-- start of Raw data --
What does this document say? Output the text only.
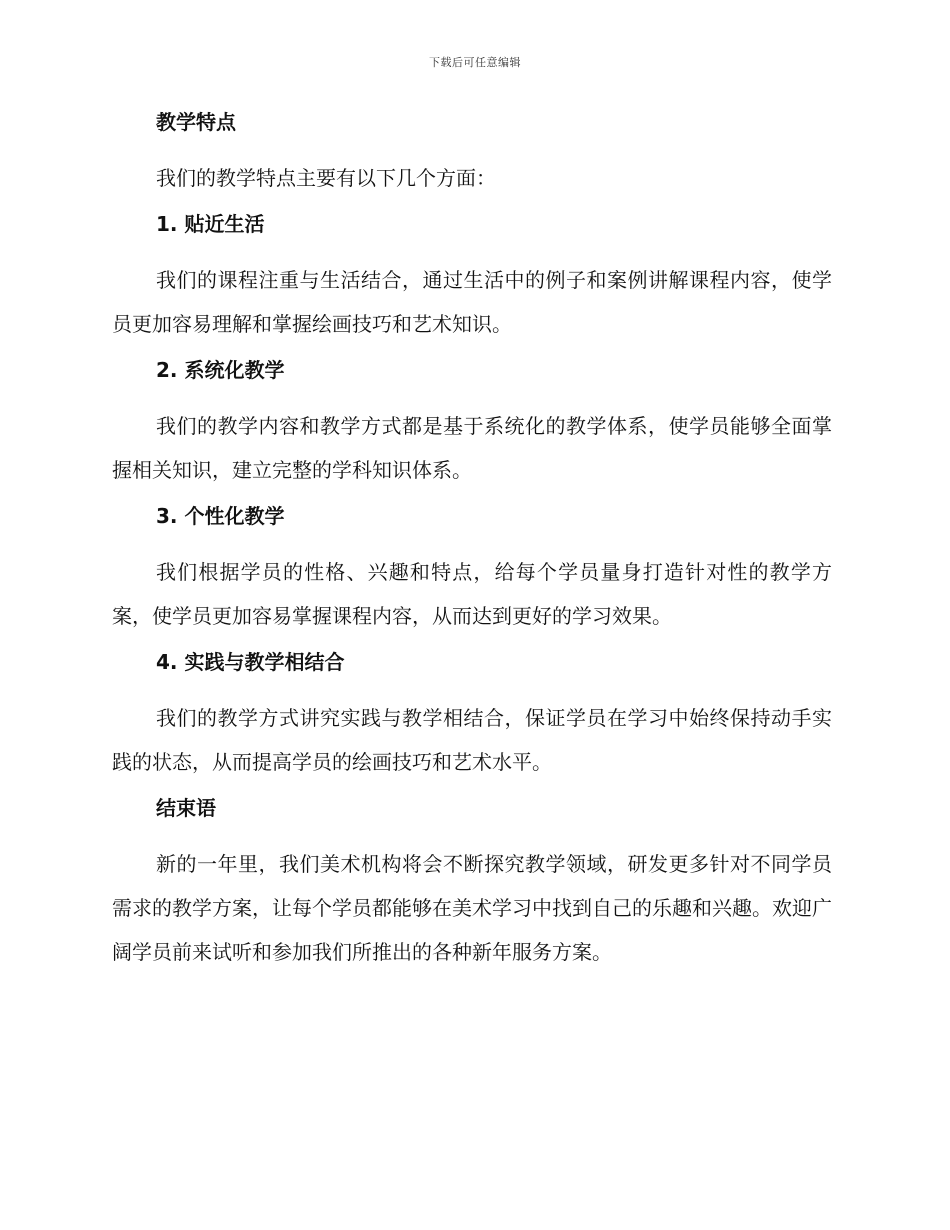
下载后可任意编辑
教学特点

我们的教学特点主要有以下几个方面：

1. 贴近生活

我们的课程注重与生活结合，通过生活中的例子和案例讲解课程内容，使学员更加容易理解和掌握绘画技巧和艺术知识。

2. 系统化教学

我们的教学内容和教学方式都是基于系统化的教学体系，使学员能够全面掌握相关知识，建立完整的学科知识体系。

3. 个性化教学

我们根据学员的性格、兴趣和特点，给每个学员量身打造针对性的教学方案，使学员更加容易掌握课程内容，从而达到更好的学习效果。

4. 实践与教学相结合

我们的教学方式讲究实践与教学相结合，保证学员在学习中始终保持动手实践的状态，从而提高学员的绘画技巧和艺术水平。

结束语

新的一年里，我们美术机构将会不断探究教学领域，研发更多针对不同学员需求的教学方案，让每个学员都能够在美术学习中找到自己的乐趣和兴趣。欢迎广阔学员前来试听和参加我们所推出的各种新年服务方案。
-- end of Raw data --
Repeat the records above exactly, omitting every picture.

- [Reply]
What does this document say? Output the text only.
下载后可任意编辑
教学特点

我们的教学特点主要有以下几个方面：

1. 贴近生活

我们的课程注重与生活结合，通过生活中的例子和案例讲解课程内容，使学员更加容易理解和掌握绘画技巧和艺术知识。

2. 系统化教学

我们的教学内容和教学方式都是基于系统化的教学体系，使学员能够全面掌握相关知识，建立完整的学科知识体系。

3. 个性化教学

我们根据学员的性格、兴趣和特点，给每个学员量身打造针对性的教学方案，使学员更加容易掌握课程内容，从而达到更好的学习效果。

4. 实践与教学相结合

我们的教学方式讲究实践与教学相结合，保证学员在学习中始终保持动手实践的状态，从而提高学员的绘画技巧和艺术水平。

结束语

新的一年里，我们美术机构将会不断探究教学领域，研发更多针对不同学员需求的教学方案，让每个学员都能够在美术学习中找到自己的乐趣和兴趣。欢迎广阔学员前来试听和参加我们所推出的各种新年服务方案。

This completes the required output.